PASSAGE
Segment Open

It is important to note that the X and Y polarizations in Noé are the received polarizations. These do not in general match the transmitted polarizations due to the polarization dynamics of the fiber.
A limitation of this arrangement is that the analog carrier recovery circuit 12 is an inherently narrow-band device. In particular, the Intermediate Frequency (IF) linewidth of the carrier recovery circuit 12 is proportional to the bit error rate (BER): increasing the IF linewidth increases the frequency mis-match that can be corrected by the carrier recovery circuit 12, but at a cost of increasing the BER of the baseband signal D. The moderate-to-severe impairments (e.g. chromatic dispersion, Inter-Symbol Interference-ISI, Polarization Dependent Loss-PDL, Polarization Mode Dispersion-PMD, etc.) encountered in “real-world” installed networks compound this difficulty. Even without an impaired optical signal, Noé's experimental results suggest that in order to achieve an industry-standard 10−9 BER, the maximum permissible IF linewidth would have to be on the order of 1.8 MHz (for a 10 Gbaud QPSK single-polarization system). Such a low IF linewidth necessitates the use of high-precision lasers having a line width of ≦1 MHz, and extremely low transient excursions from the desired frequency. Such lasers are very expensive, and thus are not normally used in communications systems. Clearly, the methods of Noécannot be use with semiconductor lasers of the type commonly used in communications networks, having a line width on the order of ±2 MHz and frequency transients of ±400 MHz.

Segment Closed

INFORMATION PROVIDED
Segment Open

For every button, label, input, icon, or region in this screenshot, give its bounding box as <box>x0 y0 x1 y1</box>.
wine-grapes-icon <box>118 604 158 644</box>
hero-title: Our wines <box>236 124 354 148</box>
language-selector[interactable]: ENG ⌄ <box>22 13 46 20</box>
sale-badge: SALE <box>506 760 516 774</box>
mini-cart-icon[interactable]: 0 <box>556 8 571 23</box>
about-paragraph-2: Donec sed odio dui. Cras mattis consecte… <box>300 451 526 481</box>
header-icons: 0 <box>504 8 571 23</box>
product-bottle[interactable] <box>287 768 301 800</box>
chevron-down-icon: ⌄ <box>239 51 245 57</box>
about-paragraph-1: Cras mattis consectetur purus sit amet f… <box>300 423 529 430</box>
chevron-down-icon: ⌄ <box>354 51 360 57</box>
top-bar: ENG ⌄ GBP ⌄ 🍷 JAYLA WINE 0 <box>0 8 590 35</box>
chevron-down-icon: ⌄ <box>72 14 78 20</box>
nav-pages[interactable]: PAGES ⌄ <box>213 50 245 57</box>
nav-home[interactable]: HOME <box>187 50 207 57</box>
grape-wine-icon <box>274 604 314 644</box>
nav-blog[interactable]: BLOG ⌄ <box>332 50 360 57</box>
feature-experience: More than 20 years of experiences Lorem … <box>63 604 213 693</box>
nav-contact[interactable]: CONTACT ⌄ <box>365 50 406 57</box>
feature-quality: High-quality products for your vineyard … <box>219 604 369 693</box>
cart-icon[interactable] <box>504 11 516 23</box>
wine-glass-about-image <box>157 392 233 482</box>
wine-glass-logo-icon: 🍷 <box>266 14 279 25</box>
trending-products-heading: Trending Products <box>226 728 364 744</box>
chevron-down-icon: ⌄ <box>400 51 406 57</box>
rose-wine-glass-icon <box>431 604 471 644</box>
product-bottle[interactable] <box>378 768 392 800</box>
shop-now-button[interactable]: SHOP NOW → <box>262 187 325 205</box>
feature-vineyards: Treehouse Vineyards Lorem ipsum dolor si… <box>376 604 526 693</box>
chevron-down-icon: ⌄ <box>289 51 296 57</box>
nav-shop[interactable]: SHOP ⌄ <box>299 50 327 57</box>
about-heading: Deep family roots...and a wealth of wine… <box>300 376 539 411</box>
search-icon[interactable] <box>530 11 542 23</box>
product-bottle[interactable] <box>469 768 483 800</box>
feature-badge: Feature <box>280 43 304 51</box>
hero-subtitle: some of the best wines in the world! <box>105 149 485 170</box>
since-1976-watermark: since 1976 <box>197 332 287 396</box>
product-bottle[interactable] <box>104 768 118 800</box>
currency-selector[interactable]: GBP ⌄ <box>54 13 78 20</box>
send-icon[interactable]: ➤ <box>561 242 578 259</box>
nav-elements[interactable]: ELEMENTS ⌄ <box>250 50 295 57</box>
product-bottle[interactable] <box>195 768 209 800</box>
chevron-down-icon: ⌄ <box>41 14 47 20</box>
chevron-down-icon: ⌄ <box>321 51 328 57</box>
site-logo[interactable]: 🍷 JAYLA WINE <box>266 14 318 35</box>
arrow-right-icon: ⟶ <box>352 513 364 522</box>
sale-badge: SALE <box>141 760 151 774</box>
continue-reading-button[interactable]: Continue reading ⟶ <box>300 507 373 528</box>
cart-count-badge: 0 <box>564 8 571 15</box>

Segment Closed

TASK A
According to the passage, what maximum IF linewidth do Noé's experimental results suggest for reaching a 10−9 BER in a 10 Gbaud QPSK single-polarization system?
TASK B
Rewrite the passage's paragraph beginning "A limitation of this arrangement" as a bulleted list that keeps its main facts.
TASK C
Summarize the passage in two sentences.

WRITTEN REPLY A
On the order of 1.8 MHz.

WRITTEN REPLY B
- The analog carrier recovery circuit 12 is inherently narrow-band.
- Its IF linewidth is proportional to the BER. A wider IF linewidth corrects a larger frequency mismatch but raises the BER of the baseband signal D.
- Real-world impairments such as chromatic dispersion, ISI, PDL and PMD make this difficulty worse.
- Even without an impaired signal, Noé's results suggest a maximum IF linewidth of about 1.8 MHz for a 10−9 BER in a 10 Gbaud QPSK single-polarization system.
- That linewidth requires very expensive high-precision lasers with a line width of ≦1 MHz and extremely low frequency transients. Such lasers are not normally used in communications systems.
- Noé's methods therefore cannot be used with common semiconductor lasers, which have a line width of about ±2 MHz and frequency transients of ±400 MHz.

WRITTEN REPLY C
In Noé's arrangement, the narrow-band analog carrier recovery circuit faces a tradeoff: a wider IF linewidth corrects a larger frequency mismatch but raises the BER, and real-world fiber impairments make this worse. Meeting a 10−9 BER would require an IF linewidth of about 1.8 MHz and costly high-precision lasers, so the method does not suit the semiconductor lasers common in communications networks.